> [WRITTEN REQUEST] Select the lines of the records containing the word "IMAP" and list them.

-=-=-

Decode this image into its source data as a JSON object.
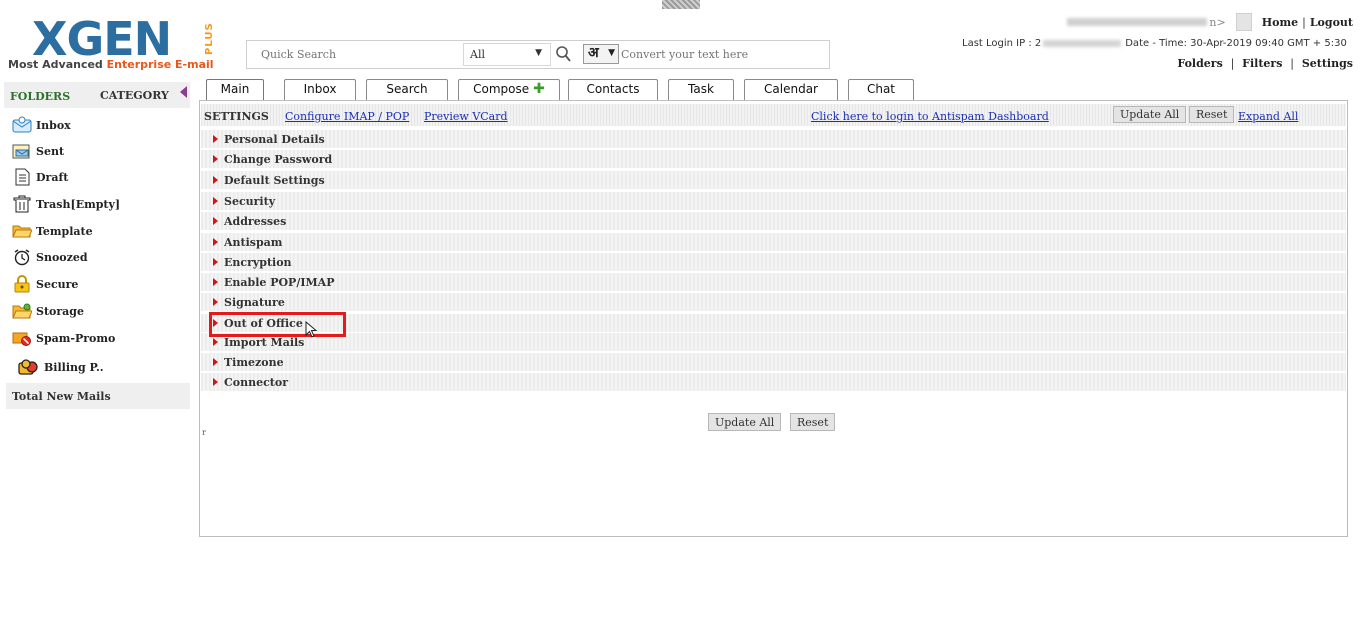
{
  "header": {
    "logo": {
      "word": "XGEN",
      "plus": "PLUS",
      "tagline_main": "Most Advanced ",
      "tagline_highlight": "Enterprise E-mail"
    },
    "search": {
      "placeholder": "Quick Search",
      "scope": "All",
      "lang_glyph": "अ",
      "convert_placeholder": "Convert your text here"
    },
    "user": {
      "suffix": "n>",
      "home": "Home",
      "separator": "|",
      "logout": "Logout"
    },
    "login": {
      "ip_label": "Last Login IP : 2",
      "datetime": "Date - Time: 30-Apr-2019 09:40 GMT + 5:30"
    },
    "links": {
      "folders": "Folders",
      "filters": "Filters",
      "settings": "Settings",
      "separator": "|"
    }
  },
  "sidebar": {
    "folders_label": "FOLDERS",
    "category_label": "CATEGORY",
    "items": [
      {
        "label": "Inbox",
        "icon": "inbox-icon"
      },
      {
        "label": "Sent",
        "icon": "sent-icon"
      },
      {
        "label": "Draft",
        "icon": "draft-icon"
      },
      {
        "label": "Trash[Empty]",
        "icon": "trash-icon"
      },
      {
        "label": "Template",
        "icon": "template-folder-icon"
      },
      {
        "label": "Snoozed",
        "icon": "alarm-clock-icon"
      },
      {
        "label": "Secure",
        "icon": "padlock-icon"
      },
      {
        "label": "Storage",
        "icon": "storage-folder-icon"
      },
      {
        "label": "Spam-Promo",
        "icon": "spam-icon"
      },
      {
        "label": "Billing P..",
        "icon": "billing-icon"
      }
    ],
    "total_new_mails": "Total New Mails"
  },
  "tabs": [
    {
      "label": "Main",
      "active": true
    },
    {
      "label": "Inbox"
    },
    {
      "label": "Search"
    },
    {
      "label": "Compose"
    },
    {
      "label": "Contacts"
    },
    {
      "label": "Task"
    },
    {
      "label": "Calendar"
    },
    {
      "label": "Chat"
    }
  ],
  "settings": {
    "title": "SETTINGS",
    "configure_link": "Configure IMAP / POP",
    "vcard_link": "Preview VCard",
    "antispam_link": "Click here to login to Antispam Dashboard",
    "update_all": "Update All",
    "reset": "Reset",
    "expand_all": "Expand All",
    "sections": [
      "Personal Details",
      "Change Password",
      "Default Settings",
      "Security",
      "Addresses",
      "Antispam",
      "Encryption",
      "Enable POP/IMAP",
      "Signature",
      "Out of Office",
      "Import Mails",
      "Timezone",
      "Connector"
    ],
    "highlighted_section": "Out of Office",
    "bottom_update_all": "Update All",
    "bottom_reset": "Reset",
    "corner_mark": "r"
  },
  "colors": {
    "logo_blue": "#2d6ea0",
    "logo_orange": "#e8571c",
    "highlight_red": "#e31b1b",
    "link_blue": "#1a2fb3",
    "folders_green": "#2e6f2e"
  }
}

-=-=-

> [OUTPUT]
    "configure_link": "Configure IMAP / POP",
      "Enable POP/IMAP",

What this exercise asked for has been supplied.